The World of Spice, by Michael Bateman (KYLE CATHIE £14.99 (240pp))

The fruit of a life-long obsession with spices, this book was the long-cherished project of The Independent on Sunday's celebrated food editor, who died earlier this year. The first half of his final work resembles a conventional cookbook, but the lively introductions to the 200 recipes go far beyond the norm. We learn, for example, that the Romans were the first to plant mustard in Britain. (The spice goes particularly harmoniously with rabbit, also introduced by the Romans.) The Tanzanian dish of salt fish curry was introduced by Portuguese spice traders. The Singapore fusion style known as Nonya, typified by pork with soy sauce, came about through intermarriage, since British colonists did not allow Chinese workers to bring their wives. The second half focuses on specific spices. We learn that poppy seeds are used as a sedative and aphrodisiac. It takes an estimated one million crocus stigmas to make one kilo of saffron. Sassafras, an essential ingredient of gumbo, is "not normally available in the UK" because of its addictive properties. But is Bateman right in saying pepper was "the uniquely hot spice of the Old World"? What about mustard? After this, can we look forward to a collection of articles by this much-missed writer? CH

Lovesick Blues, by Paul Hemphill (VINTAGE £8.99 (207pp))

Describing his first aural encounter with Hank Williams, Hemphill seems unsure whether his subject "loomed like a ghost", "sprouted like a wild dandelion" or was "some primordial beast". The poignant story of the Alabama minstrel, who drank himself to death at the age of 29, is enlivened by engaging Southern detail, such as Williams's radio sponsorship by an entirely benign condiment called Johnnie Fair Syrup, but marred by the verbosity of his biographer. Ironically, Hank's own beautifully spare lyrics ("All I do is sit and sigh-ee-yi-ee-yi-yiii"), admired by Bob Dylan and Leonard Cohen, are only rarely quoted here. CH

Megalith, edited by Damian Walford Davies (GOMER £9.99 (128pp))

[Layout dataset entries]

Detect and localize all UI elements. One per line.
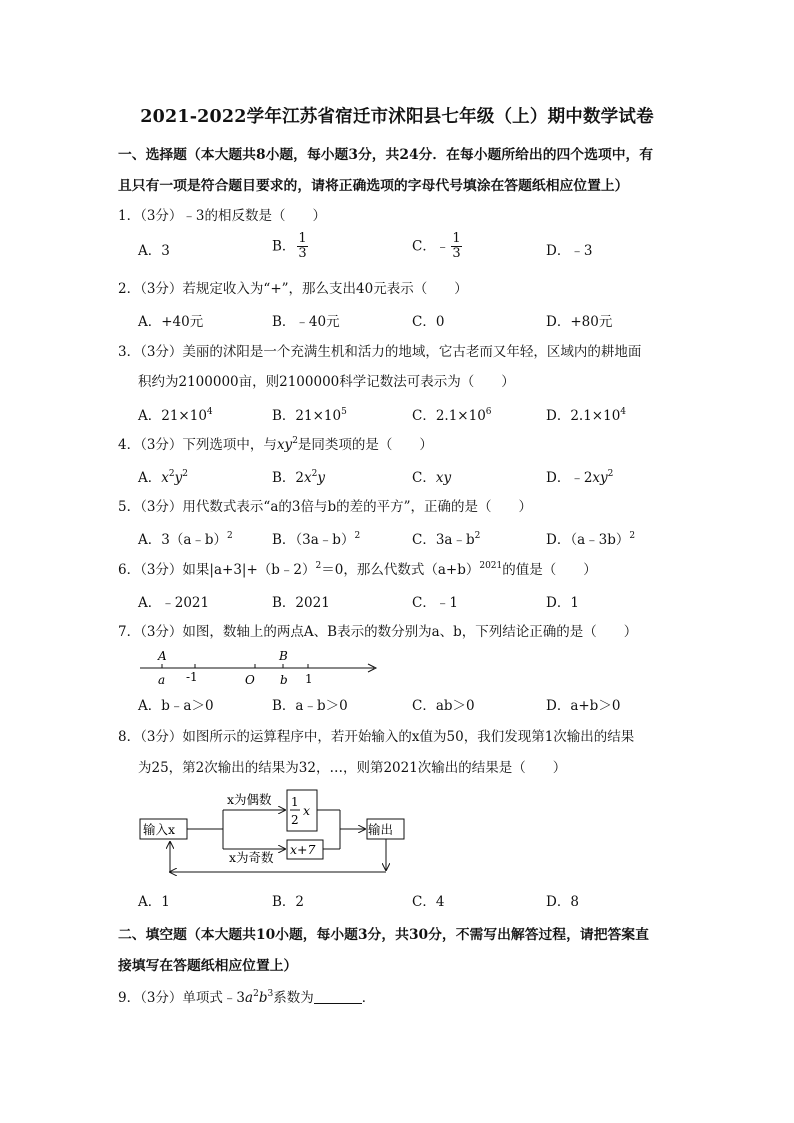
input-box-label: 输入x — [143, 822, 176, 837]
origin-label: O — [245, 673, 255, 687]
half-variable: x — [303, 803, 311, 818]
point-label-A: A — [158, 649, 167, 663]
variable: xy — [592, 470, 608, 486]
question-4-stem — [118, 430, 688, 461]
question-2-option-d: D．+80元 — [546, 314, 613, 330]
question-3-option-d — [546, 406, 626, 426]
value-label-a: a — [158, 673, 166, 687]
variable: y — [174, 470, 183, 486]
option-label: C． — [412, 470, 436, 486]
question-7-option-a: A．b﹣a＞0 — [138, 698, 214, 714]
question-8-option-b: B．2 — [272, 894, 305, 910]
exponent: 2 — [253, 989, 259, 999]
option-label: A． — [138, 470, 162, 486]
question-2-option-c: C．0 — [412, 314, 445, 330]
option-text: A．3（a﹣b） — [138, 532, 228, 548]
option-text: C．3a﹣b — [412, 532, 475, 548]
exponent: 2 — [474, 531, 481, 541]
point-label-B: B — [279, 649, 288, 663]
question-5-option-b — [272, 530, 360, 550]
section-2-header — [118, 920, 678, 982]
question-6-option-d: D．1 — [546, 595, 579, 611]
question-6-stem — [118, 555, 688, 586]
question-4-option-c — [412, 468, 451, 488]
exponent: 2 — [292, 436, 298, 446]
output-box-label: 输出 — [368, 822, 394, 837]
exponent: 4 — [206, 407, 213, 417]
fraction-numerator: 1 — [298, 231, 307, 246]
question-7-option-b: B．a﹣b＞0 — [272, 698, 348, 714]
question-9-stem — [118, 983, 688, 1014]
question-8-option-c: C．4 — [412, 894, 445, 910]
exponent: 2 — [607, 469, 614, 479]
stem-text: 是同类项的是（ ） — [297, 437, 433, 453]
fraction-denominator: 3 — [298, 246, 307, 261]
question-2-option-a: A．+40元 — [138, 314, 204, 330]
exponent: 2 — [168, 469, 175, 479]
question-8-option-d: D．8 — [546, 894, 579, 910]
value-label-minus-1: -1 — [186, 670, 198, 684]
stem-text: ＝0，那么代数式（a+b） — [321, 562, 480, 578]
stem-text: 6．（3分）如果|a+3|+（b﹣2） — [118, 562, 316, 578]
exponent: 2 — [354, 531, 361, 541]
variable: a — [245, 990, 254, 1006]
question-3-option-a — [138, 406, 213, 426]
coefficient: 2 — [295, 470, 305, 486]
question-1-stem: 1．（3分）﹣3的相反数是（ ） — [118, 208, 327, 224]
fraction-denominator: 3 — [452, 246, 461, 261]
exponent: 2 — [227, 531, 233, 541]
flowchart-figure — [135, 782, 425, 884]
variable: x — [161, 470, 169, 486]
exponent: 2 — [311, 469, 318, 479]
option-b-label: B． — [272, 238, 296, 255]
option-text: D．2.1×10 — [546, 408, 621, 424]
section-1-header — [118, 140, 678, 202]
even-condition-label: x为偶数 — [227, 792, 272, 807]
question-3-stem-line-2: 积约为2100000亩，则2100000科学记数法可表示为（ ） — [138, 374, 515, 390]
option-c-label: C．﹣ — [412, 238, 450, 255]
variable: b — [258, 990, 268, 1006]
question-6-option-b: B．2021 — [272, 595, 330, 611]
exponent: 2 — [182, 469, 188, 479]
question-1-option-a: A．3 — [138, 243, 170, 259]
question-4-option-a — [138, 468, 188, 488]
question-6-option-a: A．﹣2021 — [138, 595, 210, 611]
question-8-option-a: A．1 — [138, 894, 170, 910]
fraction-one-third — [451, 232, 461, 261]
question-6-option-c: C．﹣1 — [412, 595, 458, 611]
exam-title: 2021-2022学年江苏省宿迁市沭阳县七年级（上）期中数学试卷 — [140, 107, 654, 127]
variable: x — [304, 470, 312, 486]
fraction-one-third — [297, 232, 307, 261]
question-8-stem-line-2: 为25，第2次输出的结果为32，…，则第2021次输出的结果是（ ） — [138, 760, 567, 776]
variable: y — [317, 470, 326, 486]
value-label-b: b — [280, 673, 288, 687]
exponent: 3 — [267, 989, 274, 999]
question-1-option-b — [272, 232, 310, 261]
exponent: 2021 — [479, 561, 503, 571]
question-2-stem: 2．（3分）若规定收入为“+”，那么支出40元表示（ ） — [118, 281, 468, 297]
exponent: 5 — [341, 407, 347, 417]
exponent: 4 — [620, 407, 627, 417]
exponent: 2 — [629, 531, 636, 541]
section-1-line-1: 一、选择题（本大题共8小题，每小题3分，共24分．在每小题所给出的四个选项中，有 — [118, 147, 654, 163]
half-denominator: 2 — [291, 813, 299, 827]
question-1-option-c — [412, 232, 464, 261]
number-line-figure — [130, 646, 390, 690]
section-2-line-2: 接填写在答题纸相应位置上） — [118, 958, 298, 974]
option-text: A．21×10 — [138, 408, 207, 424]
answer-blank[interactable] — [314, 990, 362, 1004]
question-5-stem: 5．（3分）用代数式表示“a的3倍与b的差的平方”，正确的是（ ） — [118, 499, 533, 515]
question-2-option-b: B．﹣40元 — [272, 314, 340, 330]
question-4-option-d — [546, 468, 613, 488]
stem-text: 的值是（ ） — [502, 562, 597, 578]
section-1-line-2: 且只有一项是符合题目要求的，请将正确选项的字母代号填涂在答题纸相应位置上） — [118, 178, 629, 194]
stem-text: 4．（3分）下列选项中，与 — [118, 437, 277, 453]
question-3-option-c — [412, 406, 492, 426]
question-1-option-d: D．﹣3 — [546, 243, 593, 259]
variable: xy — [435, 470, 452, 486]
variable: xy — [276, 437, 293, 453]
question-5-option-a — [138, 530, 233, 550]
section-2-line-1: 二、填空题（本大题共10小题，每小题3分，共30分，不需写出解答过程，请把答案直 — [118, 927, 649, 943]
question-3-stem-line-1: 3．（3分）美丽的沭阳是一个充满生机和活力的地域，它古老而又年轻，区域内的耕地面 — [118, 344, 642, 360]
question-4-option-b — [272, 468, 325, 488]
stem-text: 9．（3分）单项式﹣3 — [118, 990, 246, 1006]
fraction-numerator: 1 — [452, 231, 461, 246]
question-5-option-c — [412, 530, 480, 550]
stem-text: 系数为 — [273, 990, 314, 1006]
option-text: C．2.1×10 — [412, 408, 486, 424]
stem-text: ． — [361, 990, 376, 1006]
question-3-option-b — [272, 406, 347, 426]
question-7-stem: 7．（3分）如图，数轴上的两点A、B表示的数分别为a、b，下列结论正确的是（ ） — [118, 624, 638, 640]
value-label-1: 1 — [305, 672, 313, 686]
question-7-option-d: D．a+b＞0 — [546, 698, 621, 714]
odd-condition-label: x为奇数 — [229, 850, 274, 865]
option-text: B．（3a﹣b） — [272, 532, 355, 548]
question-8-stem-line-1: 8．（3分）如图所示的运算程序中，若开始输入的x值为50，我们发现第1次输出的结果 — [118, 729, 635, 745]
exponent: 6 — [485, 407, 492, 417]
option-text: D．（a﹣3b） — [546, 532, 630, 548]
option-text: B．21×10 — [272, 408, 342, 424]
option-label: D．﹣2 — [546, 470, 593, 486]
exponent: 2 — [315, 561, 322, 571]
question-7-option-c: C．ab＞0 — [412, 698, 475, 714]
option-label: B． — [272, 470, 296, 486]
plus-seven-label: x+7 — [290, 842, 316, 857]
question-5-option-d — [546, 530, 635, 550]
half-numerator: 1 — [291, 795, 299, 809]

(OBJECTIVE 1) Write out the passage of the reviews word for word, starting at "Lovesick Blues, by" and running down to "(GOMER £9.99 (128pp))".
(OBJECTIVE 2) In the reviews, how many crocus stigmas are estimated to be needed for one kilo of saffron?
These items were drawn from a source separate from the reviews.

(RESPONSE 1)
Lovesick Blues, by Paul Hemphill (VINTAGE £8.99 (207pp))

Describing his first aural encounter with Hank Williams, Hemphill seems unsure whether his subject "loomed like a ghost", "sprouted like a wild dandelion" or was "some primordial beast". The poignant story of the Alabama minstrel, who drank himself to death at the age of 29, is enlivened by engaging Southern detail, such as Williams's radio sponsorship by an entirely benign condiment called Johnnie Fair Syrup, but marred by the verbosity of his biographer. Ironically, Hank's own beautifully spare lyrics ("All I do is sit and sigh-ee-yi-ee-yi-yiii"), admired by Bob Dylan and Leonard Cohen, are only rarely quoted here. CH

Megalith, edited by Damian Walford Davies (GOMER £9.99 (128pp))

(RESPONSE 2) An estimated one million.